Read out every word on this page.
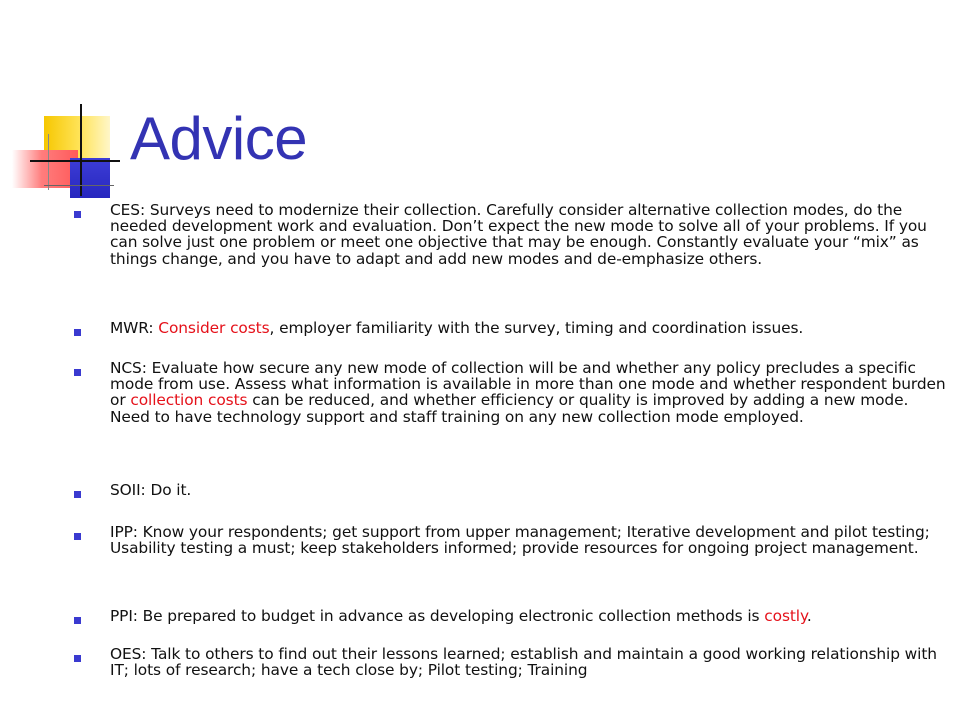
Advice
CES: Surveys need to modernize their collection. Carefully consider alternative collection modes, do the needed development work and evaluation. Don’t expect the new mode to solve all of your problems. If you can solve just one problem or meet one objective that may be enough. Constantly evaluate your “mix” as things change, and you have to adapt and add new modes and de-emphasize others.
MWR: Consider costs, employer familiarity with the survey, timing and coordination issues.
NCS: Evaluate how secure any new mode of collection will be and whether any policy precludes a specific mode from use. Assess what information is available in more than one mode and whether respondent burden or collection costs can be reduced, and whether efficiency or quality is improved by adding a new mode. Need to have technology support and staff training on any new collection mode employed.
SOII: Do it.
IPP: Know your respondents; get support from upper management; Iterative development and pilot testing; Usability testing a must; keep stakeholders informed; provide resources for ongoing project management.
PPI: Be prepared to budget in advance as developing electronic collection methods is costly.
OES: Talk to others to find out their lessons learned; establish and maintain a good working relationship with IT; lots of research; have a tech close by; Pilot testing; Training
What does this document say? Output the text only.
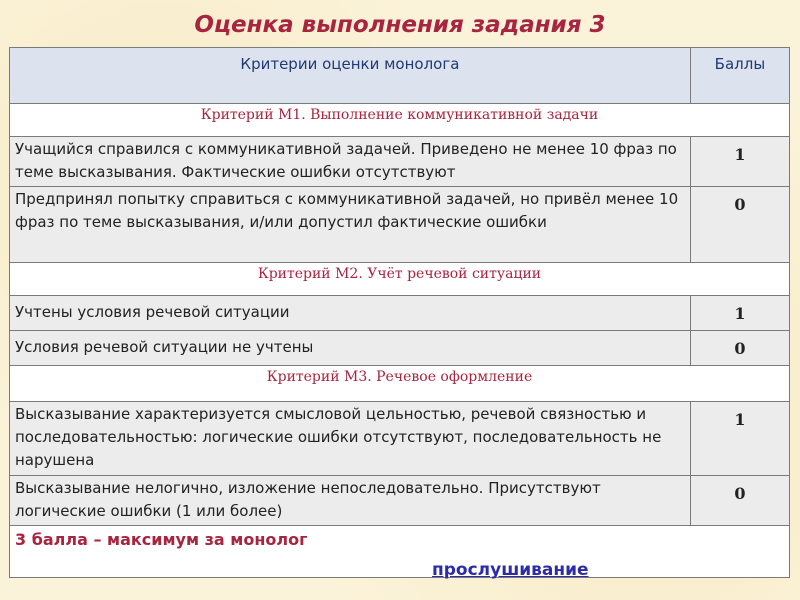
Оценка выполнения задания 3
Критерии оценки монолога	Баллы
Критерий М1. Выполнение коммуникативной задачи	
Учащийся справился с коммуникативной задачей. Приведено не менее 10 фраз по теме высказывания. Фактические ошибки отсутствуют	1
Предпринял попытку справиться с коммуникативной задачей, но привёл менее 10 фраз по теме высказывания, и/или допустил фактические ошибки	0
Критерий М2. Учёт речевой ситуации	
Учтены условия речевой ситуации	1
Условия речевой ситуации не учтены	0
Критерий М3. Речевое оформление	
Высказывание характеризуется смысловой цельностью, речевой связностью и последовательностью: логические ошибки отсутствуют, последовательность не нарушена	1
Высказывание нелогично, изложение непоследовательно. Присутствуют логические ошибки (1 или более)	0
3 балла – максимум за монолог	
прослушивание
++++++
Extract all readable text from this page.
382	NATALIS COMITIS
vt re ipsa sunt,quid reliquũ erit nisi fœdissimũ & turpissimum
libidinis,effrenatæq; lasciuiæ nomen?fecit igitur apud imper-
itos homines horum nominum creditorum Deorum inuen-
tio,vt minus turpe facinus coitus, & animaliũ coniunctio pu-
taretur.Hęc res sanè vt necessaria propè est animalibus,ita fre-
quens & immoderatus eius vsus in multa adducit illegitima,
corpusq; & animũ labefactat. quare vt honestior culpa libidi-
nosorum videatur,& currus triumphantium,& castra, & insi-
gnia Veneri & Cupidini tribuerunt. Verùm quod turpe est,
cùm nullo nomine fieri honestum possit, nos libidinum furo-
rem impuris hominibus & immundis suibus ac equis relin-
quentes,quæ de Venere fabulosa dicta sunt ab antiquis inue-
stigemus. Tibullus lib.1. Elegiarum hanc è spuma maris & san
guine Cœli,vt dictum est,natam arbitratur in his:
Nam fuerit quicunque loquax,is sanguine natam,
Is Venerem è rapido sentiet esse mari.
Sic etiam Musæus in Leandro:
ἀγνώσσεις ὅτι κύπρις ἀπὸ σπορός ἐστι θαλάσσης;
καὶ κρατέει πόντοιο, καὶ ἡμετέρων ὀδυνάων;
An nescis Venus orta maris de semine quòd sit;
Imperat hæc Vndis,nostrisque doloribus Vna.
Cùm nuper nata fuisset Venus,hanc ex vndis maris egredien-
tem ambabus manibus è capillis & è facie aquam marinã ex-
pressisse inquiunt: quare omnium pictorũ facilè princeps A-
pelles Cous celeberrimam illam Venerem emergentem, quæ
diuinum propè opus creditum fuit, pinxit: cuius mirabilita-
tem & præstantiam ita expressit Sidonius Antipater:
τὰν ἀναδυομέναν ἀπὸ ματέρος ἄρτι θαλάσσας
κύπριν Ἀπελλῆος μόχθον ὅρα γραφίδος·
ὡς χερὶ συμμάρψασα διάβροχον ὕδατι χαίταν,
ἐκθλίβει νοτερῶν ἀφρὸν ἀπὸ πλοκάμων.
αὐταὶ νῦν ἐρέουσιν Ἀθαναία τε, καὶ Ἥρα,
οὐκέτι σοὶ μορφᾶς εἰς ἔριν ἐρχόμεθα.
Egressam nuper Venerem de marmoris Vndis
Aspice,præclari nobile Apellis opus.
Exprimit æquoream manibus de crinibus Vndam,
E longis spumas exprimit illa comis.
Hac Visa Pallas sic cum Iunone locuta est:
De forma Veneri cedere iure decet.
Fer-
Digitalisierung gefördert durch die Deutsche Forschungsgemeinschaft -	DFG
++++++
### [TASK STATEMENT]
Working from the material above, state how many lines contain "отсутствуют"; give only the number.

### [CORRECT OUTPUT]
2